▸ **Directions**
Copy out the entries exactly, from the first line to the last.

── Given information ──

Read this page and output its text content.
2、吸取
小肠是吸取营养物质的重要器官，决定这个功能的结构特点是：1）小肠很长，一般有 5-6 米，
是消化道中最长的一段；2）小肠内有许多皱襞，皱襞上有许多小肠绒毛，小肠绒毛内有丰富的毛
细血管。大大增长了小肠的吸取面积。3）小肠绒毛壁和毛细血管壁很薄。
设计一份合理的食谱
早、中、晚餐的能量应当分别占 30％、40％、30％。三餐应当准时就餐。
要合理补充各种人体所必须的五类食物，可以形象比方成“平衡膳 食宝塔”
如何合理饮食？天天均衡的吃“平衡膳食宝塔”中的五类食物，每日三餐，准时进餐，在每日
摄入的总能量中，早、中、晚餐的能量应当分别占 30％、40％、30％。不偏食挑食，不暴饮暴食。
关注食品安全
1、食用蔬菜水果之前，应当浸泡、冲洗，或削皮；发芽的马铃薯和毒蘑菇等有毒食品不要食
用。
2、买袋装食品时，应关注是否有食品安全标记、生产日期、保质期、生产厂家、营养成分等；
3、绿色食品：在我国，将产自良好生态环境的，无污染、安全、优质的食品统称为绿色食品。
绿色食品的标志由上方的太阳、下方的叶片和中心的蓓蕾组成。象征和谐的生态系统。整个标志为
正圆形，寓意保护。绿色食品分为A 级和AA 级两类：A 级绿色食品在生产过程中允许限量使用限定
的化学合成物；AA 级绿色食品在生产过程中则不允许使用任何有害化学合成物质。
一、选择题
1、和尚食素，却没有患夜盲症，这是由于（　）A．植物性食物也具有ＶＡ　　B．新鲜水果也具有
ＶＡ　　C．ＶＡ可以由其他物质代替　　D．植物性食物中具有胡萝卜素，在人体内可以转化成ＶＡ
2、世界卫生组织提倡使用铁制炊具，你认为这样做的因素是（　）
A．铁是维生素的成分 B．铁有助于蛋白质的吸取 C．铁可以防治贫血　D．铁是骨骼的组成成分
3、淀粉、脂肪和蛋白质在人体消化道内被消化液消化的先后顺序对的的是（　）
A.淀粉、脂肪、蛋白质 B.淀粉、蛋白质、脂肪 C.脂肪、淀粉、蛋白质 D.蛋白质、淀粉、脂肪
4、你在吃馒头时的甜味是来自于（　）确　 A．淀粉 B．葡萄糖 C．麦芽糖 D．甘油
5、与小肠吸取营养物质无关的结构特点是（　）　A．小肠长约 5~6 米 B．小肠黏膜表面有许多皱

───

▸ **Output of the task**
Read this page and output its text content.
2、吸取
小肠是吸取营养物质的重要器官，决定这个功能的结构特点是：1）小肠很长，一般有 5-6 米，
是消化道中最长的一段；2）小肠内有许多皱襞，皱襞上有许多小肠绒毛，小肠绒毛内有丰富的毛
细血管。大大增长了小肠的吸取面积。3）小肠绒毛壁和毛细血管壁很薄。
设计一份合理的食谱
早、中、晚餐的能量应当分别占 30％、40％、30％。三餐应当准时就餐。
要合理补充各种人体所必须的五类食物，可以形象比方成“平衡膳 食宝塔”
如何合理饮食？天天均衡的吃“平衡膳食宝塔”中的五类食物，每日三餐，准时进餐，在每日
摄入的总能量中，早、中、晚餐的能量应当分别占 30％、40％、30％。不偏食挑食，不暴饮暴食。
关注食品安全
1、食用蔬菜水果之前，应当浸泡、冲洗，或削皮；发芽的马铃薯和毒蘑菇等有毒食品不要食
用。
2、买袋装食品时，应关注是否有食品安全标记、生产日期、保质期、生产厂家、营养成分等；
3、绿色食品：在我国，将产自良好生态环境的，无污染、安全、优质的食品统称为绿色食品。
绿色食品的标志由上方的太阳、下方的叶片和中心的蓓蕾组成。象征和谐的生态系统。整个标志为
正圆形，寓意保护。绿色食品分为A 级和AA 级两类：A 级绿色食品在生产过程中允许限量使用限定
的化学合成物；AA 级绿色食品在生产过程中则不允许使用任何有害化学合成物质。
一、选择题
1、和尚食素，却没有患夜盲症，这是由于（　）A．植物性食物也具有ＶＡ　　B．新鲜水果也具有
ＶＡ　　C．ＶＡ可以由其他物质代替　　D．植物性食物中具有胡萝卜素，在人体内可以转化成ＶＡ
2、世界卫生组织提倡使用铁制炊具，你认为这样做的因素是（　）
A．铁是维生素的成分 B．铁有助于蛋白质的吸取 C．铁可以防治贫血　D．铁是骨骼的组成成分
3、淀粉、脂肪和蛋白质在人体消化道内被消化液消化的先后顺序对的的是（　）
A.淀粉、脂肪、蛋白质 B.淀粉、蛋白质、脂肪 C.脂肪、淀粉、蛋白质 D.蛋白质、淀粉、脂肪
4、你在吃馒头时的甜味是来自于（　）确　 A．淀粉 B．葡萄糖 C．麦芽糖 D．甘油
5、与小肠吸取营养物质无关的结构特点是（　）　A．小肠长约 5~6 米 B．小肠黏膜表面有许多皱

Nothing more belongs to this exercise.